>>>>

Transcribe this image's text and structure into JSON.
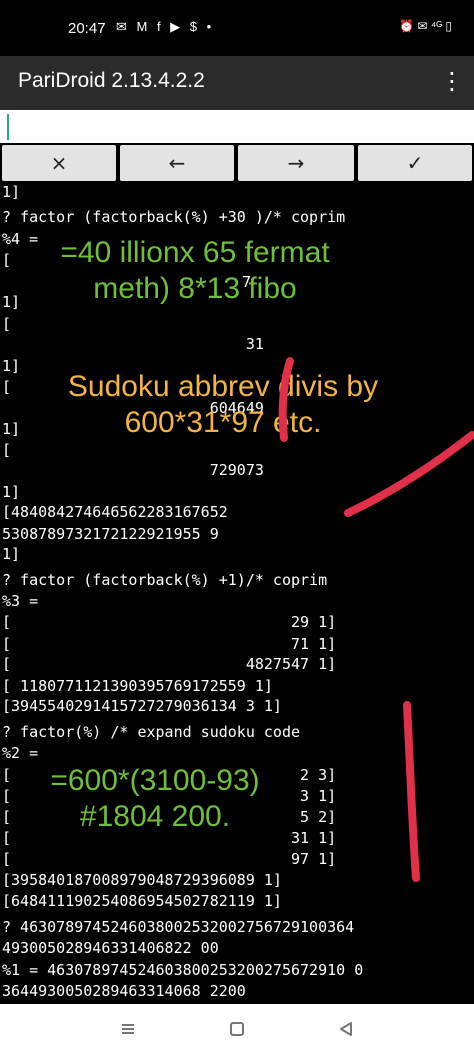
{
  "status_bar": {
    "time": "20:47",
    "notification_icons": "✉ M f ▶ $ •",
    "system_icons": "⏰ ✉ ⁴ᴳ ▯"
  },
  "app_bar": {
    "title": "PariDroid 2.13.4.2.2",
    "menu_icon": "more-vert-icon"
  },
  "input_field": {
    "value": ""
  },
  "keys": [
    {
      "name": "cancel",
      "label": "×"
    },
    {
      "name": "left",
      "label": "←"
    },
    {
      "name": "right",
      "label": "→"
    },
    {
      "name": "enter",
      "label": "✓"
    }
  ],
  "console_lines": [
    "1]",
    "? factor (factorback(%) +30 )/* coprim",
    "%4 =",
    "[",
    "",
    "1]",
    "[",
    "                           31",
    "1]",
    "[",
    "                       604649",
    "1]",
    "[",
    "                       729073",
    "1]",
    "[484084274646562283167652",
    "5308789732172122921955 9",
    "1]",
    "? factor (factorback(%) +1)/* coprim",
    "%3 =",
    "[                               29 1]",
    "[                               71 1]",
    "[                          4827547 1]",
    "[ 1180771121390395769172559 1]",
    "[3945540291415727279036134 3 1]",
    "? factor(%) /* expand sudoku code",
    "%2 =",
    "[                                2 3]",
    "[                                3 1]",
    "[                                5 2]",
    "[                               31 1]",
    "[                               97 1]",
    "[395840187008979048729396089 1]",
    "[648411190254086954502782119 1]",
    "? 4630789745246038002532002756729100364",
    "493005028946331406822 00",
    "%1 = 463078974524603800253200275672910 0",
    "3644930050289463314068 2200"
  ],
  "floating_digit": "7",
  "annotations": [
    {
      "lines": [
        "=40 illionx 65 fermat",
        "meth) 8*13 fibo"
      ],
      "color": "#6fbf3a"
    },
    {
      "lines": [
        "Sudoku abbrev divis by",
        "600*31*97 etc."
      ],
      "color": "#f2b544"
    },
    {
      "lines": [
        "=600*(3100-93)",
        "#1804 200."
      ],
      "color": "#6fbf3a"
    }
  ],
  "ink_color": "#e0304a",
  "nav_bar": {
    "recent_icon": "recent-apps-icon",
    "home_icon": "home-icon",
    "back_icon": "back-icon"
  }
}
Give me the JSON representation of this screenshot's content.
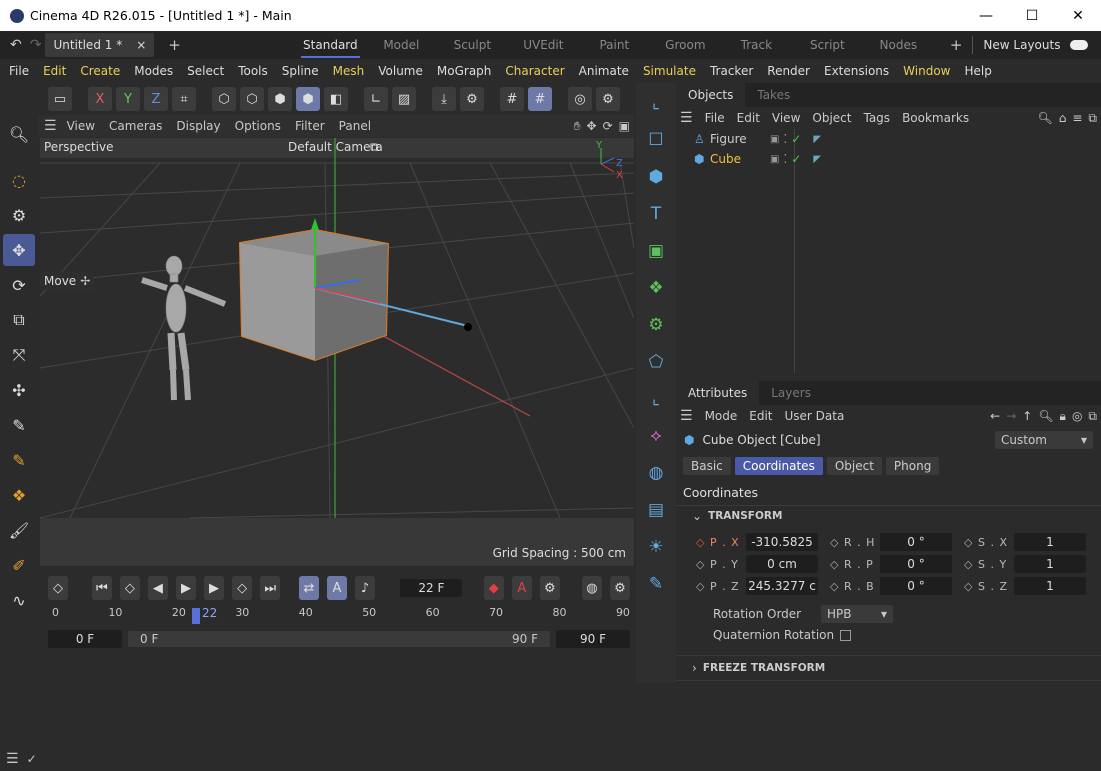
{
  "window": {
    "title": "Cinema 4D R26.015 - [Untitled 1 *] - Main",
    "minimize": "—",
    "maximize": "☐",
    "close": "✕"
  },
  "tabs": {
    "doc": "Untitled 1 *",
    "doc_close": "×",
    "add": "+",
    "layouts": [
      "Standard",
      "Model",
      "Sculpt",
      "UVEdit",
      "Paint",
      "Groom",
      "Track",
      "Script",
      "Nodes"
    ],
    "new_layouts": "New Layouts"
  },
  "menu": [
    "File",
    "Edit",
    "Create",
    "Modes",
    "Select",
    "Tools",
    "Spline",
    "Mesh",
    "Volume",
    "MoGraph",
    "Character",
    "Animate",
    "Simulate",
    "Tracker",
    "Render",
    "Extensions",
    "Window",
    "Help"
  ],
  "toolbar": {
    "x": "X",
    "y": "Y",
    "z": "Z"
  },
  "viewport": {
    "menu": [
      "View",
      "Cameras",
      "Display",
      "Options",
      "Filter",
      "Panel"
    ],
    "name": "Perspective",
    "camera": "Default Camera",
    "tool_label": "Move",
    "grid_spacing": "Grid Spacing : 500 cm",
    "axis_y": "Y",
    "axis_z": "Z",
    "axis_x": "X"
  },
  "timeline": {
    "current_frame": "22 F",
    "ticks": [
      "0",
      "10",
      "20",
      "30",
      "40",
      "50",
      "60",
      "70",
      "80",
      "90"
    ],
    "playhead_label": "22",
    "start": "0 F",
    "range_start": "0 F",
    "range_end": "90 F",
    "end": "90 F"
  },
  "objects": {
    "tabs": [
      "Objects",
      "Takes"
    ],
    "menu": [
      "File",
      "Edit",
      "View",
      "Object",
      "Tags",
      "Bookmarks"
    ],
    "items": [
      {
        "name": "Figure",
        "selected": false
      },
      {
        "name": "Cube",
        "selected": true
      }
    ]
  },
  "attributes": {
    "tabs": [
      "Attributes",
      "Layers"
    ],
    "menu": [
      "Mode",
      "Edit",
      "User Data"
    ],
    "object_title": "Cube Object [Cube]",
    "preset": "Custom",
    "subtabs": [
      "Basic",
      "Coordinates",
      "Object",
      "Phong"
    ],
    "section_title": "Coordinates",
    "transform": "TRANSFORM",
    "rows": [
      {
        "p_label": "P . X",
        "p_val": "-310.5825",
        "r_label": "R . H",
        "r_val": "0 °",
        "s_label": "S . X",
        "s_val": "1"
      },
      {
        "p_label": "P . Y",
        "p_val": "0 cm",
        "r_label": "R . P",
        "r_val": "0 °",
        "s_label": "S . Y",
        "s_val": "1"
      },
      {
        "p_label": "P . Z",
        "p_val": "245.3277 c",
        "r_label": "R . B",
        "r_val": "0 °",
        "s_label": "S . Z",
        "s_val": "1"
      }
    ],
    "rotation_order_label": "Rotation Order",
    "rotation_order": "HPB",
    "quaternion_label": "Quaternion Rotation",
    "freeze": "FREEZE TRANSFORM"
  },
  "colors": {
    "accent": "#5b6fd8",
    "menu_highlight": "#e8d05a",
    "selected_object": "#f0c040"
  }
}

<<<<

- [TASK DETAILS]: Pull out all lines from the listing that contain the string "Cube".

- [TASK OUTPUT]:
        "name": "Cube",
    "object_title": "Cube Object [Cube]",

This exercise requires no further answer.